[Written instruction] Find every line with the word "Percentage" and report how many there are, without any other text.

[Exercise materials]
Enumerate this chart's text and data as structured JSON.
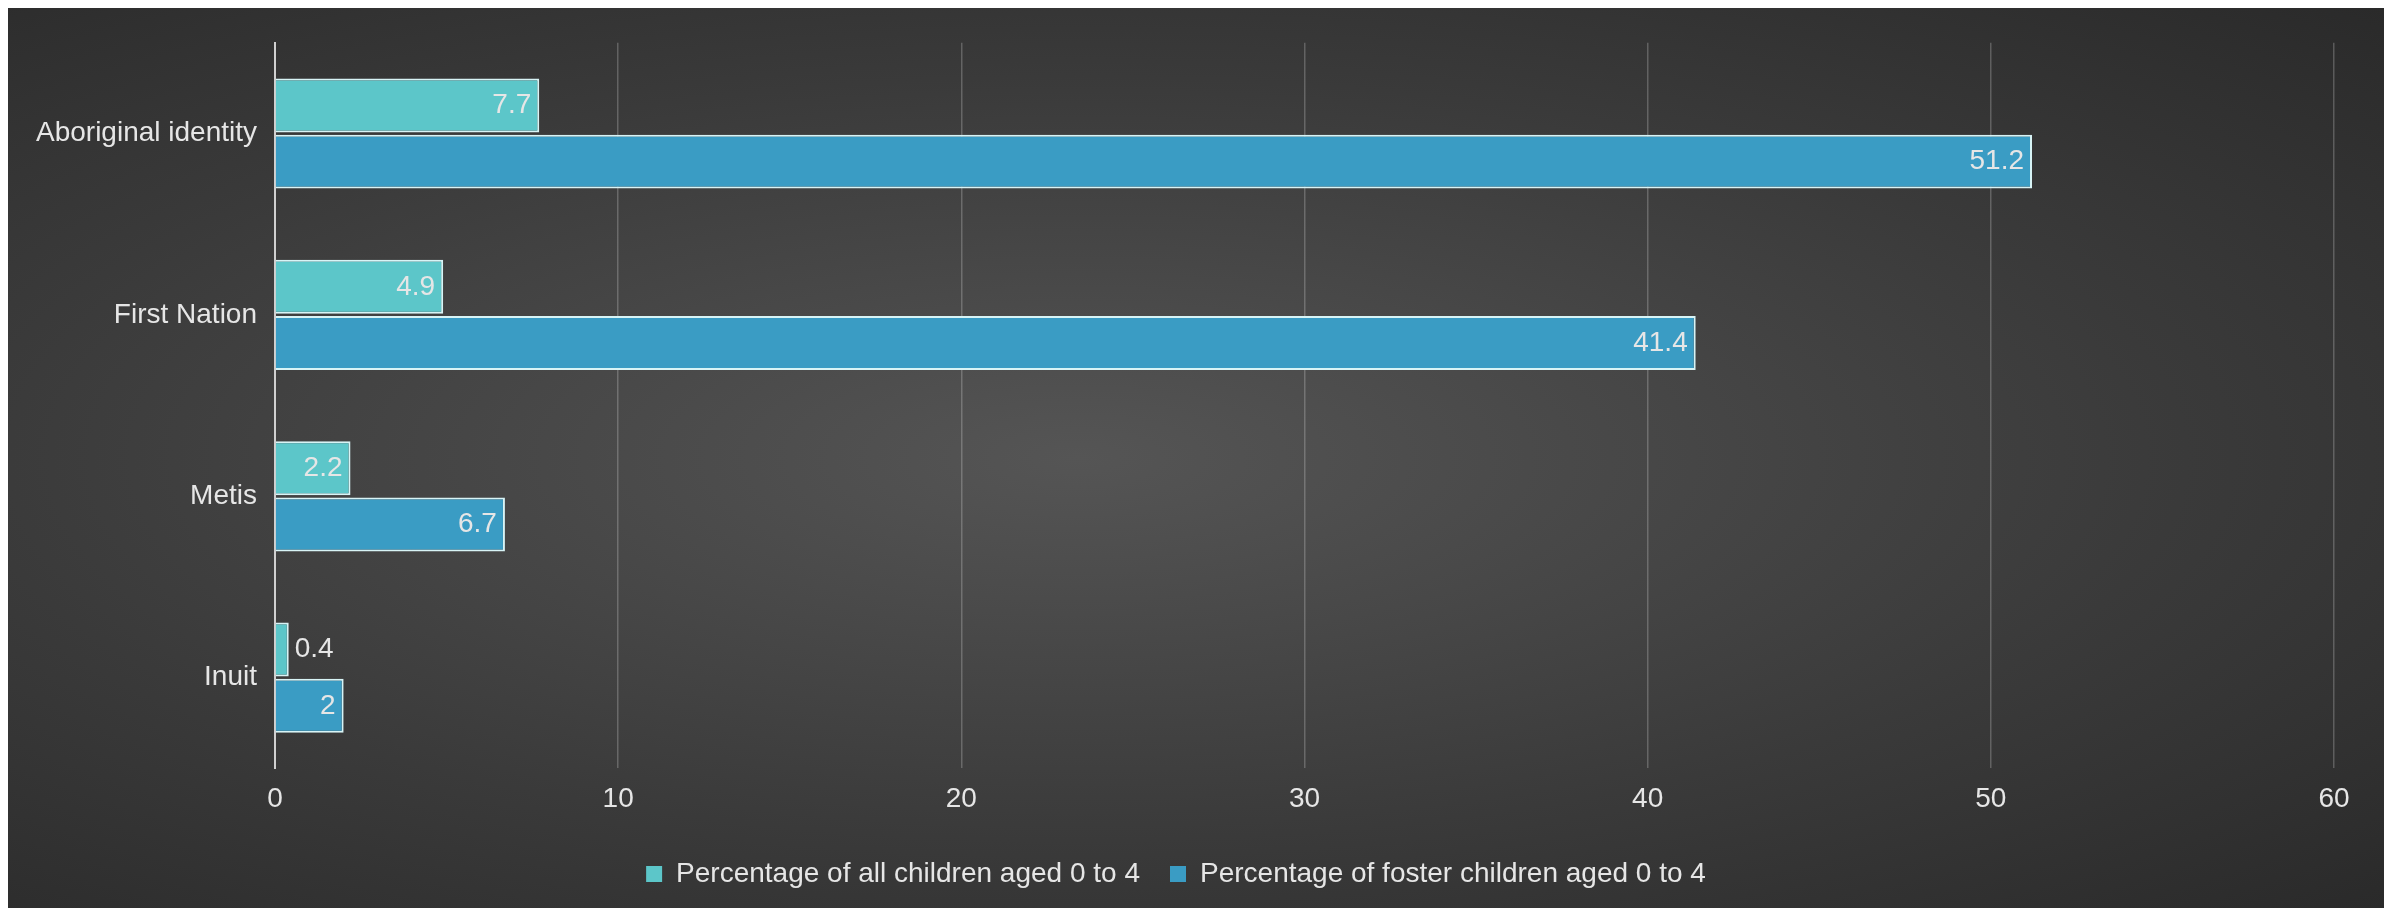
{
  "chart_data": {
    "type": "bar",
    "orientation": "horizontal",
    "categories": [
      "Aboriginal identity",
      "First Nation",
      "Metis",
      "Inuit"
    ],
    "series": [
      {
        "name": "Percentage of all children aged 0 to 4",
        "color": "#5cc6c9",
        "values": [
          7.7,
          4.9,
          2.2,
          0.4
        ]
      },
      {
        "name": "Percentage of foster children aged 0 to 4",
        "color": "#3a9cc4",
        "values": [
          51.2,
          41.4,
          6.7,
          2
        ]
      }
    ],
    "xlim": [
      0,
      60
    ],
    "xticks": [
      0,
      10,
      20,
      30,
      40,
      50,
      60
    ],
    "grid": "x",
    "legend": "bottom",
    "data_labels": true
  }
}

[Full response] 2